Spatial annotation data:
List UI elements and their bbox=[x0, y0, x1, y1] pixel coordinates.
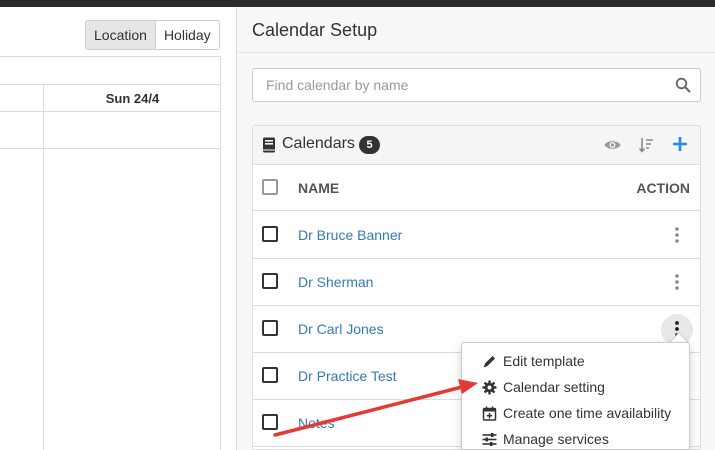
select-all-checkbox[interactable] bbox=[262, 179, 278, 195]
calendar-grid: Sun 24/4 bbox=[0, 56, 221, 450]
eye-icon[interactable] bbox=[604, 138, 621, 152]
top-bar bbox=[0, 0, 715, 7]
day-column-header: Sun 24/4 bbox=[43, 85, 221, 112]
grid-line bbox=[0, 148, 221, 149]
calendar-actions-menu: Edit template Calendar setting Create on… bbox=[461, 342, 690, 450]
name-column-header: NAME bbox=[298, 180, 340, 196]
menu-item-label: Create one time availability bbox=[503, 405, 672, 421]
menu-item-label: Manage services bbox=[503, 431, 609, 447]
calendar-name-link[interactable]: Notes bbox=[298, 415, 335, 431]
sort-icon[interactable] bbox=[639, 137, 654, 153]
grid-column-line bbox=[43, 112, 44, 450]
calendar-name-link[interactable]: Dr Practice Test bbox=[298, 368, 397, 384]
menu-item-create-one-time-availability[interactable]: Create one time availability bbox=[462, 400, 691, 426]
holiday-toggle-button[interactable]: Holiday bbox=[154, 20, 220, 50]
menu-item-label: Edit template bbox=[503, 353, 585, 369]
more-options-icon[interactable] bbox=[667, 225, 687, 245]
menu-item-label: Calendar setting bbox=[503, 379, 605, 395]
menu-item-manage-services[interactable]: Manage services bbox=[462, 426, 691, 450]
table-row: Dr Sherman bbox=[253, 259, 700, 306]
count-badge: 5 bbox=[359, 136, 380, 154]
search-box bbox=[252, 68, 701, 102]
row-checkbox[interactable] bbox=[262, 226, 278, 242]
calendar-view-pane: Location Holiday Sun 24/4 bbox=[0, 7, 236, 450]
calendar-name-link[interactable]: Dr Carl Jones bbox=[298, 321, 384, 337]
gear-icon bbox=[482, 380, 497, 394]
book-icon bbox=[263, 137, 275, 153]
menu-item-calendar-setting[interactable]: Calendar setting bbox=[462, 374, 691, 400]
calendar-name-link[interactable]: Dr Sherman bbox=[298, 274, 373, 290]
action-column-header: ACTION bbox=[636, 180, 690, 196]
calendar-plus-icon bbox=[482, 406, 497, 421]
row-checkbox[interactable] bbox=[262, 273, 278, 289]
view-toggle-group: Location Holiday bbox=[85, 20, 220, 50]
search-input[interactable] bbox=[254, 70, 664, 100]
grid-line bbox=[0, 111, 221, 112]
panel-title: Calendars bbox=[282, 135, 355, 152]
row-checkbox[interactable] bbox=[262, 367, 278, 383]
calendar-name-link[interactable]: Dr Bruce Banner bbox=[298, 227, 402, 243]
location-toggle-button[interactable]: Location bbox=[85, 20, 155, 50]
table-header-row: NAME ACTION bbox=[253, 165, 700, 211]
search-icon[interactable] bbox=[675, 77, 691, 93]
more-options-icon[interactable] bbox=[667, 272, 687, 292]
table-row: Dr Bruce Banner bbox=[253, 212, 700, 259]
panel-header: Calendars 5 bbox=[253, 126, 700, 165]
pencil-icon bbox=[483, 355, 495, 367]
divider bbox=[237, 52, 715, 53]
sliders-icon bbox=[482, 432, 497, 446]
add-calendar-icon[interactable] bbox=[672, 136, 688, 152]
row-checkbox[interactable] bbox=[262, 320, 278, 336]
menu-item-edit-template[interactable]: Edit template bbox=[462, 348, 691, 374]
row-checkbox[interactable] bbox=[262, 414, 278, 430]
page-title: Calendar Setup bbox=[252, 20, 378, 40]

SET EXERCISE: Copy the lines of the data above word for word, starting at the line containing "select-all-checkbox[interactable] bbox=[262, 179, 278, 195]" and ending at the line containing "menu-item-label: Create one".

THE OUTPUT:
select-all-checkbox[interactable] bbox=[262, 179, 278, 195]
calendar-grid: Sun 24/4 bbox=[0, 56, 221, 450]
eye-icon[interactable] bbox=[604, 138, 621, 152]
top-bar bbox=[0, 0, 715, 7]
day-column-header: Sun 24/4 bbox=[43, 85, 221, 112]
grid-line bbox=[0, 148, 221, 149]
calendar-actions-menu: Edit template Calendar setting Create on… bbox=[461, 342, 690, 450]
name-column-header: NAME bbox=[298, 180, 340, 196]
menu-item-label: Create one time availability bbox=[503, 405, 672, 421]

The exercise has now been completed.